- _PROBLEM REQUIREMENTS_
Pick out the lines below with "Alpha" and list them.

- _INPUT FOR THIS TASK_
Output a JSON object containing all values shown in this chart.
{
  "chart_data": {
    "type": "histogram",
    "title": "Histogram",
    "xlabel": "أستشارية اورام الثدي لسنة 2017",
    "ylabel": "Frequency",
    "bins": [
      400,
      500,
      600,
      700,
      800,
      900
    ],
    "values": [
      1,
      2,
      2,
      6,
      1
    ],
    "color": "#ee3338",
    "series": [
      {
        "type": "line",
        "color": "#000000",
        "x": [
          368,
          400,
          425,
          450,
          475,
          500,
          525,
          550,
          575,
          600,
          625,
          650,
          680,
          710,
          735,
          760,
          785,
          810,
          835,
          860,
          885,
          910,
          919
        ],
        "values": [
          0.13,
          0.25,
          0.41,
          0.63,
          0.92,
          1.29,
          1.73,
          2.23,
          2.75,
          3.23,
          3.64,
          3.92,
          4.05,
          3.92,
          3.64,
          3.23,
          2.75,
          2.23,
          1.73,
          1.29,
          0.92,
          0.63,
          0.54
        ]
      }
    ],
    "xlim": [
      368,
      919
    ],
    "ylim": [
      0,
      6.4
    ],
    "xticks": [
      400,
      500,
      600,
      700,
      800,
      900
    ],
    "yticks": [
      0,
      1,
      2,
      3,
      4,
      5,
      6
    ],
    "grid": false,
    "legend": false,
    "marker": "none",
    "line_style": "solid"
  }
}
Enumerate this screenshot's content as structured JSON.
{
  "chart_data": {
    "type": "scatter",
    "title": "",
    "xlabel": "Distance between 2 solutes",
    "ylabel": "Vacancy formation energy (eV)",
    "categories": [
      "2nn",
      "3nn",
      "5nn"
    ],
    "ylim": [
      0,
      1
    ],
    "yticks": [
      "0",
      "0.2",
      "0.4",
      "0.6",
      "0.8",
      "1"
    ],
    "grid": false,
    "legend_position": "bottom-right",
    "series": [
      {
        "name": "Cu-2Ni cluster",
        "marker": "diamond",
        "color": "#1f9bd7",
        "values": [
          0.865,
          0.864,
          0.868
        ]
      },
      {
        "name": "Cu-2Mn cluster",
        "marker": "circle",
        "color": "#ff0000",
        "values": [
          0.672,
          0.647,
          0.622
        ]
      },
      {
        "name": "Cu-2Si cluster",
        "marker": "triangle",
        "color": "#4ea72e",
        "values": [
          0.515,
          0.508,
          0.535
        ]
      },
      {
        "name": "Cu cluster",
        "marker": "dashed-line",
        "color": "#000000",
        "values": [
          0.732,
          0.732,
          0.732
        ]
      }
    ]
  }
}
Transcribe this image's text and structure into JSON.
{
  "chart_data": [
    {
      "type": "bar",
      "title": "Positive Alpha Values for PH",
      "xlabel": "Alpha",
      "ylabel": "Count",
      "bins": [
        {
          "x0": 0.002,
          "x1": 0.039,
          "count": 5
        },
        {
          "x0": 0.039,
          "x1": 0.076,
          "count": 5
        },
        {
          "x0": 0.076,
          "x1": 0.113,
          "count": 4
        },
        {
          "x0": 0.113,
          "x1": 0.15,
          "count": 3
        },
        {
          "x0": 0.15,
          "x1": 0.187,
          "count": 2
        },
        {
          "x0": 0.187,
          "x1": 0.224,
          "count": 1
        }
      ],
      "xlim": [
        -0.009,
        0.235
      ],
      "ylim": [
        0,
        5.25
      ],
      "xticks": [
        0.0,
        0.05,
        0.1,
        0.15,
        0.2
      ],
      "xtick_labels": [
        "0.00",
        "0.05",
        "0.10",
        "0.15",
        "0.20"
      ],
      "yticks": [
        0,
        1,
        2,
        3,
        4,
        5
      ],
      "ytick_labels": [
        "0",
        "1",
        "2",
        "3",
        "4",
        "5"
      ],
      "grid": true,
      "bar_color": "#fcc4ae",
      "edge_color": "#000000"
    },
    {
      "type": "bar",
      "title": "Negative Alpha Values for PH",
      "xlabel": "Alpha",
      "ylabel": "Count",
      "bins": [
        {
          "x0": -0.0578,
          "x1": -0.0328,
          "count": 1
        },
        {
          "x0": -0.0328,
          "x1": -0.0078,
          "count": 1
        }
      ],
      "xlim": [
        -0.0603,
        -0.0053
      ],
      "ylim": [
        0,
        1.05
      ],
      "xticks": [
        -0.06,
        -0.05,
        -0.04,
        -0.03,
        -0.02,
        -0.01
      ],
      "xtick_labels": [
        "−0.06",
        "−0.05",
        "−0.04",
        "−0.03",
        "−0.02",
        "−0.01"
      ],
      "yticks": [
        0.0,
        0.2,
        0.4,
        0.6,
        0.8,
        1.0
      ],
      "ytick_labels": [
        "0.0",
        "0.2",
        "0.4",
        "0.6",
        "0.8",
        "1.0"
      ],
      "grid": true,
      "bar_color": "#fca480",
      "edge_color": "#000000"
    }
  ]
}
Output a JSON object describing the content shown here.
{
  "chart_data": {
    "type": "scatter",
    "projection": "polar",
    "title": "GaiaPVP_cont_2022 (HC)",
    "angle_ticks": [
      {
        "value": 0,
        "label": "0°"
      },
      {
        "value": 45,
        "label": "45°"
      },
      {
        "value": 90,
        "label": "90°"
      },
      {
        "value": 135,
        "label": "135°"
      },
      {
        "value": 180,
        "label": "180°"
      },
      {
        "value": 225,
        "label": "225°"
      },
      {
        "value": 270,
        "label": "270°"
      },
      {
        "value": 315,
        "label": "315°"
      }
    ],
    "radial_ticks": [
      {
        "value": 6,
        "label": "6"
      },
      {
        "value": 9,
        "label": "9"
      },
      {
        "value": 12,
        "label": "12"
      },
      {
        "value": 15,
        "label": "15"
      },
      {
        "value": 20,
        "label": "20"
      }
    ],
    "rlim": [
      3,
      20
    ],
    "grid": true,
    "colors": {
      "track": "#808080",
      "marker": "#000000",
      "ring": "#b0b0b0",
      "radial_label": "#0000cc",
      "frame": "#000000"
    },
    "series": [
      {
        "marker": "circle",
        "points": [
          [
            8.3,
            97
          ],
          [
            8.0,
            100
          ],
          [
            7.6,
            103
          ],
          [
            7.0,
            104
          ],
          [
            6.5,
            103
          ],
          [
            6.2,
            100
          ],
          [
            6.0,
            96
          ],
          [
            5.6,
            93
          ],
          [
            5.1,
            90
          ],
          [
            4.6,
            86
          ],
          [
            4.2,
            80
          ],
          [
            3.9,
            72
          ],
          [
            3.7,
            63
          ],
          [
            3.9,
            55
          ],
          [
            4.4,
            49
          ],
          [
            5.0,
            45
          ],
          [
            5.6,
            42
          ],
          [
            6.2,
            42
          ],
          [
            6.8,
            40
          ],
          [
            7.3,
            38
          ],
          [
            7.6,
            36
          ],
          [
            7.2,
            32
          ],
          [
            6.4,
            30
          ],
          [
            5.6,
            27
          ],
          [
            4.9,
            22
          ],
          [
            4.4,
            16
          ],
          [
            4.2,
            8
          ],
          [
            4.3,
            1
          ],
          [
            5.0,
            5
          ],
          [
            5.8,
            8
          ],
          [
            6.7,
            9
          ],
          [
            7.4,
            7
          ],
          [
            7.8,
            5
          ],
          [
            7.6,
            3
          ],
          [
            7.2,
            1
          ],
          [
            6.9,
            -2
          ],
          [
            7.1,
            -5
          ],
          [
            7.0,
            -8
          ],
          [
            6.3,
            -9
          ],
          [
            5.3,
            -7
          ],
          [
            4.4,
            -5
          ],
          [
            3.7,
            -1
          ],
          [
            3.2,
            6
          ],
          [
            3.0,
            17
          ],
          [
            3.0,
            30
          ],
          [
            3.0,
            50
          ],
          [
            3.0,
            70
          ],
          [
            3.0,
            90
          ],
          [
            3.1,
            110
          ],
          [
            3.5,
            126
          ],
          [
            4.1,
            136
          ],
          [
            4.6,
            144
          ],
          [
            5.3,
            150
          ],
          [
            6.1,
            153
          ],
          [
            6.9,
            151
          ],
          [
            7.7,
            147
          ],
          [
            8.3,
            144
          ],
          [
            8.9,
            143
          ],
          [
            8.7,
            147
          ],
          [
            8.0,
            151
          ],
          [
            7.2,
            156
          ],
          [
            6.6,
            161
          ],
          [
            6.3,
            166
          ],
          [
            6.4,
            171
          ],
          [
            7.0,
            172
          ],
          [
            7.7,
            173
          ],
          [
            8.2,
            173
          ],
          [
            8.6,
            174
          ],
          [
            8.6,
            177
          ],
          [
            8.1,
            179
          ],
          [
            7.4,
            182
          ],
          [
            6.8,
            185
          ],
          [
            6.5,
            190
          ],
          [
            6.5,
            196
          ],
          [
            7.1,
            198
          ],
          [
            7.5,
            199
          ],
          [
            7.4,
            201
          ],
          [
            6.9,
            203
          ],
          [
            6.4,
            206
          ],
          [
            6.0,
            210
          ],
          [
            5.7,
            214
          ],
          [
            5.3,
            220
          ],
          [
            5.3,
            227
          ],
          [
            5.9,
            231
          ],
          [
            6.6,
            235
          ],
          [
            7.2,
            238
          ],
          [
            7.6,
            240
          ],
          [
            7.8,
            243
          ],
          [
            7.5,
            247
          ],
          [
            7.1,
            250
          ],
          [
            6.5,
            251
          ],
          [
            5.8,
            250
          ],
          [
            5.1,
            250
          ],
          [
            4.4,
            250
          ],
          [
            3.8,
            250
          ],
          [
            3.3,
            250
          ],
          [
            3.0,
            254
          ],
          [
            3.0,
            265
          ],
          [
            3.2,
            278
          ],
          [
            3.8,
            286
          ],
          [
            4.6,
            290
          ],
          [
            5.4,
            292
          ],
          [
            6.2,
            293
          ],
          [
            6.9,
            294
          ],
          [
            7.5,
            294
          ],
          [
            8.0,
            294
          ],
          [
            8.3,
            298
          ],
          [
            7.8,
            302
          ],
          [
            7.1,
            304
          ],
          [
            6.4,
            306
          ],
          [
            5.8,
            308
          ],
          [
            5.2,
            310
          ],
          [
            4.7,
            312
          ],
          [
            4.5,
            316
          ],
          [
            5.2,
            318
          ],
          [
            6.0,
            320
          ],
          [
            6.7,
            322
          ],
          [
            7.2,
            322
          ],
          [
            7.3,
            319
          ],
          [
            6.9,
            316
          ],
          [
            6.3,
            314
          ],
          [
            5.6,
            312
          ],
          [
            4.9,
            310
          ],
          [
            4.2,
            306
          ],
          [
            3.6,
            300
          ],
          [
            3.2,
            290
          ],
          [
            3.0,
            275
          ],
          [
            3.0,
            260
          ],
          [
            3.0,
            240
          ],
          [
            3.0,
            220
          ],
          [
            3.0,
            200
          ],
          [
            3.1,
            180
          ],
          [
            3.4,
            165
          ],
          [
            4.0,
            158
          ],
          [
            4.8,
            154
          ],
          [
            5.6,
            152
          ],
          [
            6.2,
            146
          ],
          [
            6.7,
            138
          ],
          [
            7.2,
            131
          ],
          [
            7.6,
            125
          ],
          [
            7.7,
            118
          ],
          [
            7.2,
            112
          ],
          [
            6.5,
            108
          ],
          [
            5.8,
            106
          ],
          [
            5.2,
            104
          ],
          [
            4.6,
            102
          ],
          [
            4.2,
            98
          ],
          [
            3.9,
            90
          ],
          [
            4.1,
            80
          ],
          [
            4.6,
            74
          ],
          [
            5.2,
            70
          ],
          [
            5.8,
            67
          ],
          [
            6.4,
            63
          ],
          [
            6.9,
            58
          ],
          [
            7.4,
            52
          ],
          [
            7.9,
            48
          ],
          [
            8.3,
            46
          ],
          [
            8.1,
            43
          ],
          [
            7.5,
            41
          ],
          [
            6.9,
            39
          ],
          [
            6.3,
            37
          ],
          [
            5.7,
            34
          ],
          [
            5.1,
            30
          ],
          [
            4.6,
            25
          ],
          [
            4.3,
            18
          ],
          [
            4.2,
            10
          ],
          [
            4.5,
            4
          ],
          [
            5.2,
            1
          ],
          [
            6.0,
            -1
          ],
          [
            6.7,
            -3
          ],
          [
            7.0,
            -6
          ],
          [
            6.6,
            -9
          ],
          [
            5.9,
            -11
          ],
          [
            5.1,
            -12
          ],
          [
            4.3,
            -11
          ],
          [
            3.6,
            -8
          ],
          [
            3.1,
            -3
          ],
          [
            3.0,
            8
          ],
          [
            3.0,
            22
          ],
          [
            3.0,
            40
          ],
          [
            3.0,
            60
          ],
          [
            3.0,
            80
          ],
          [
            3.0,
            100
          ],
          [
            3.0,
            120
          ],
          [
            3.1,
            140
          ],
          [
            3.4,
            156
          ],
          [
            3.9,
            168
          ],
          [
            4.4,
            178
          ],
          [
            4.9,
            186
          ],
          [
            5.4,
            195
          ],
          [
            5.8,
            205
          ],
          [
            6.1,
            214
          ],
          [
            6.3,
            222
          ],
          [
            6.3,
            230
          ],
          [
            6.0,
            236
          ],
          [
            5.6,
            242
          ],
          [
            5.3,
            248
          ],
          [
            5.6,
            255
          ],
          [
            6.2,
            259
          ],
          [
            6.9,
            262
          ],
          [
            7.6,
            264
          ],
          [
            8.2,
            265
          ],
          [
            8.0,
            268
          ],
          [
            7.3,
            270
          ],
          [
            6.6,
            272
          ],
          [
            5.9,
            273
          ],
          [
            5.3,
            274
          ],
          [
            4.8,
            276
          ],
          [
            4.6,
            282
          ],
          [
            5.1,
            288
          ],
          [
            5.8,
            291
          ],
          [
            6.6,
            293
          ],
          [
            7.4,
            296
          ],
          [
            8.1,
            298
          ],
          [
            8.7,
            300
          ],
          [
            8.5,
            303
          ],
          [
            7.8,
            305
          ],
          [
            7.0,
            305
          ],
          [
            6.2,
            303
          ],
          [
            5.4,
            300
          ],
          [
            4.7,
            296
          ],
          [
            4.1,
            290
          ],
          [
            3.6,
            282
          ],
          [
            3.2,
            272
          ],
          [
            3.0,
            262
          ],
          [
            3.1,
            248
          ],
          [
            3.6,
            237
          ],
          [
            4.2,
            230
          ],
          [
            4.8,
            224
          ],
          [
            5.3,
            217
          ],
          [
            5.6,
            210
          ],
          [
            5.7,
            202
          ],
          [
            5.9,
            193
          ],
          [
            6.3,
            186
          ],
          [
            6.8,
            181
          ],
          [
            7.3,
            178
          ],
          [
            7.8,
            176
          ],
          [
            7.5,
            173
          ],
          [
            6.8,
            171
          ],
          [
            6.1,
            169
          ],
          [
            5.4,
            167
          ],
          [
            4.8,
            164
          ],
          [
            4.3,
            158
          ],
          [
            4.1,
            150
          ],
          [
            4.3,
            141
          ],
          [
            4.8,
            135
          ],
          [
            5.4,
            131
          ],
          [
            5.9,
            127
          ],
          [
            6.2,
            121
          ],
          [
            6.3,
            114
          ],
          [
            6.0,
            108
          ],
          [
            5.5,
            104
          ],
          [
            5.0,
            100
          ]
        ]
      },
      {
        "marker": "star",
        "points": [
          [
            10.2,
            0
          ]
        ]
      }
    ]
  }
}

- _EXERCISE SOLUTION_
      "title": "Positive Alpha Values for PH",
      "xlabel": "Alpha",
      "title": "Negative Alpha Values for PH",
      "xlabel": "Alpha",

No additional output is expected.